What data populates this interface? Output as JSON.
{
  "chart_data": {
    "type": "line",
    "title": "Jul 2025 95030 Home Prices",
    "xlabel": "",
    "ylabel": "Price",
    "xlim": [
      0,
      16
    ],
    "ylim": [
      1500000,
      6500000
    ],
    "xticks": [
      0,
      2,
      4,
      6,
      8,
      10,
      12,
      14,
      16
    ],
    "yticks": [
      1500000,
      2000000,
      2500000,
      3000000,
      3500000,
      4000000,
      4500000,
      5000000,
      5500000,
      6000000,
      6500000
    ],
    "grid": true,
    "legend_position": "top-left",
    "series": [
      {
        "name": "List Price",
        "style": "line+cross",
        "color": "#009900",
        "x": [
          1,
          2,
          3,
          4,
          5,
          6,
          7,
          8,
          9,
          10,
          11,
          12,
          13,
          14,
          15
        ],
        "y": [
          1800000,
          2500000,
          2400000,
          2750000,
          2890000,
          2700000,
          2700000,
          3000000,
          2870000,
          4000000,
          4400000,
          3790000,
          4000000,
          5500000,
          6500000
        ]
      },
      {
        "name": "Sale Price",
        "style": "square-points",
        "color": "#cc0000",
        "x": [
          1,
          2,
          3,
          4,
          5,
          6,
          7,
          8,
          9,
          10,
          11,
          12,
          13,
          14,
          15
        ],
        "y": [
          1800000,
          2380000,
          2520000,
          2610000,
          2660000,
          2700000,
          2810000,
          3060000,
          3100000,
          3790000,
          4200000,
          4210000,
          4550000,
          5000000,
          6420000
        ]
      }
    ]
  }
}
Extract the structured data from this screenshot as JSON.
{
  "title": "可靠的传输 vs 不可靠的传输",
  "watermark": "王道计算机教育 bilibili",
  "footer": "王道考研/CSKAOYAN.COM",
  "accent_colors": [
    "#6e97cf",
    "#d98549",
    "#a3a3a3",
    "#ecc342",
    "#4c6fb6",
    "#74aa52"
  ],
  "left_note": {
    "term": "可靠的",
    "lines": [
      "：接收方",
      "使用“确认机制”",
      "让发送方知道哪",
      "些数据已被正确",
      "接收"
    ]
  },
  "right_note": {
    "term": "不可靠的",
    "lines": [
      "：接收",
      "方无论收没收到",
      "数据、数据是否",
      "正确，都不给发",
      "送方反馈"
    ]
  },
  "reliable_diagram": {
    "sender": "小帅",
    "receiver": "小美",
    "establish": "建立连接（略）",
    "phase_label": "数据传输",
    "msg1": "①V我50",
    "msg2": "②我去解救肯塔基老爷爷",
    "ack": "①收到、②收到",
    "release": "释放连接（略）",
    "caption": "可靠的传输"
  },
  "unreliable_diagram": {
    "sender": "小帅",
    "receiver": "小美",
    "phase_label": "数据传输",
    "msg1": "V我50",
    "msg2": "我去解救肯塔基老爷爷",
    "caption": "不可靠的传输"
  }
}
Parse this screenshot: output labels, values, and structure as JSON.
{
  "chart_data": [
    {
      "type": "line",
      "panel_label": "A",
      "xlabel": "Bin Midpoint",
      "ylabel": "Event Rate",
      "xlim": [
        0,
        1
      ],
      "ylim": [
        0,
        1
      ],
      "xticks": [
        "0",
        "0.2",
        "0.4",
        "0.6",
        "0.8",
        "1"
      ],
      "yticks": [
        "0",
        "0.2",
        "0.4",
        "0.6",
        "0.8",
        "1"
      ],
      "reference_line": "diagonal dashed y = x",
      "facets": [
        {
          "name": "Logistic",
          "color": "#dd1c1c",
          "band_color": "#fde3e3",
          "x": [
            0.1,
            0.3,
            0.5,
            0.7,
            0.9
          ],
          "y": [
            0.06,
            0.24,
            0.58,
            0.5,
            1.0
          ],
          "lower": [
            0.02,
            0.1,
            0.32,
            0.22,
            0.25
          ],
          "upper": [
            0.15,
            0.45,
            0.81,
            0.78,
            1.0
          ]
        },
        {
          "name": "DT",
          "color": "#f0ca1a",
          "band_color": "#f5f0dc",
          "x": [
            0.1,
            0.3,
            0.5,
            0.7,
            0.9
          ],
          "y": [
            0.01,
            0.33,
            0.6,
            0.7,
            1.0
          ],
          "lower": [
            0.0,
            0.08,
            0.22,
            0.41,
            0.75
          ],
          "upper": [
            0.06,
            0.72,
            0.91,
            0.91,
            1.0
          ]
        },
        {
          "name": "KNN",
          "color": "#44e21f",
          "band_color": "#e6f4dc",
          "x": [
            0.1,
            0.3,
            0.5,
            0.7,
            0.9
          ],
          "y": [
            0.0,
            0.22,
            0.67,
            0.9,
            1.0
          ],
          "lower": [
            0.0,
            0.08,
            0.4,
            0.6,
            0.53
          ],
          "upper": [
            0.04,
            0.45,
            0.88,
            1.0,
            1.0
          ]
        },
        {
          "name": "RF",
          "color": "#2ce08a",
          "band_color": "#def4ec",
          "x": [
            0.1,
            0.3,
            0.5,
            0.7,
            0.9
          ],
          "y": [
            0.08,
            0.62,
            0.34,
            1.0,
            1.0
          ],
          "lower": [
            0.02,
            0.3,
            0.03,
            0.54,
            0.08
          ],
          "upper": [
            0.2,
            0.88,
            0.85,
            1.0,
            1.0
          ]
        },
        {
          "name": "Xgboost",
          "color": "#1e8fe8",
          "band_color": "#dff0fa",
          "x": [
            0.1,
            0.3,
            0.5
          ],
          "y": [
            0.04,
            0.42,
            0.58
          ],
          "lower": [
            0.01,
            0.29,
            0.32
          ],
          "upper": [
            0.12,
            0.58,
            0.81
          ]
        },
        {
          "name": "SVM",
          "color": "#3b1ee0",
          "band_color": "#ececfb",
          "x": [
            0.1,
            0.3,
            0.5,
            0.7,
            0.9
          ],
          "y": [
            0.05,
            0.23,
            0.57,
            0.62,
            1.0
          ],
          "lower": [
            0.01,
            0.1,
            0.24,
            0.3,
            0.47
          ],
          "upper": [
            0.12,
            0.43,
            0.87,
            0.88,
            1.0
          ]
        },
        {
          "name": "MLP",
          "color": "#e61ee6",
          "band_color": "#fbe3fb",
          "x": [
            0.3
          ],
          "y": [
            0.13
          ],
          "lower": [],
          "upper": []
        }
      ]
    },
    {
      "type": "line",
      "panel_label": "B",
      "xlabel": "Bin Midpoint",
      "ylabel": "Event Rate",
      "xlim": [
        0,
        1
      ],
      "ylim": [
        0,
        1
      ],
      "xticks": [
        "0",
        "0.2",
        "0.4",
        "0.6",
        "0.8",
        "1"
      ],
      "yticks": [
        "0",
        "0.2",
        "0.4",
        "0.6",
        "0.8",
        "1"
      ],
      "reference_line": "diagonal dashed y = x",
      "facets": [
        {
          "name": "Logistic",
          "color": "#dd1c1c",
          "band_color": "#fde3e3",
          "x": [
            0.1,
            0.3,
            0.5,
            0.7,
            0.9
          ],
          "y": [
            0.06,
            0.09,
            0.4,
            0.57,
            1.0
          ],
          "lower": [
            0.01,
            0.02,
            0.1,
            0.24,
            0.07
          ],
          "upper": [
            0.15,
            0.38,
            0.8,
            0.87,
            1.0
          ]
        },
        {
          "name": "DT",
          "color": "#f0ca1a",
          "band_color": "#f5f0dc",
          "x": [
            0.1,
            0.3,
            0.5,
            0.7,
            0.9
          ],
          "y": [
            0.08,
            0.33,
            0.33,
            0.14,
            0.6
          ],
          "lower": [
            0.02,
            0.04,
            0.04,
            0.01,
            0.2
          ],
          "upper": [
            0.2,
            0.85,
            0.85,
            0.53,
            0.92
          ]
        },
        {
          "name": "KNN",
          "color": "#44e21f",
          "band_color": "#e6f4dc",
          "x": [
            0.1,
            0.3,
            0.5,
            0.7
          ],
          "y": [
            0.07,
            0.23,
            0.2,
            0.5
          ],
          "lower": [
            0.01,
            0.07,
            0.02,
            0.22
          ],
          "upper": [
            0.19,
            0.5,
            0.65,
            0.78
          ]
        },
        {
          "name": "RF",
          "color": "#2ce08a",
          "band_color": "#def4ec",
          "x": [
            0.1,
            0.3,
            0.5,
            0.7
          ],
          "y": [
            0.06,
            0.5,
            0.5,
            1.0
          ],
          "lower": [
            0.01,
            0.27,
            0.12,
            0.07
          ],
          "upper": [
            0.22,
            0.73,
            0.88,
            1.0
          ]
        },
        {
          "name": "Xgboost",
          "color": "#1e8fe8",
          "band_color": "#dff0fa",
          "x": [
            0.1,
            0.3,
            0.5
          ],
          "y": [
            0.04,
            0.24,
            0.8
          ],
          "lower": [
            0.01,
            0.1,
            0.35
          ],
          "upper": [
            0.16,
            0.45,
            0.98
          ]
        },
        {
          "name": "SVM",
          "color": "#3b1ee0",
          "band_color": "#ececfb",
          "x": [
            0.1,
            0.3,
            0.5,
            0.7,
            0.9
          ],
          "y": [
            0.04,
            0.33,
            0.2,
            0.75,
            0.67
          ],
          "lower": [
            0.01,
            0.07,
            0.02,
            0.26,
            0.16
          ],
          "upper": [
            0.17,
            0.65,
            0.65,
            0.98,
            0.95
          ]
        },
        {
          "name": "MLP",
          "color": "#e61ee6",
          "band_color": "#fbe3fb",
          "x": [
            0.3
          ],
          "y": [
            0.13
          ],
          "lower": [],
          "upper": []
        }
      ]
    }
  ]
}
*-*-*
**What you are asked to do**
Count the lines above that contain the word "screenshot", and reply with only that number.

**Task response**
2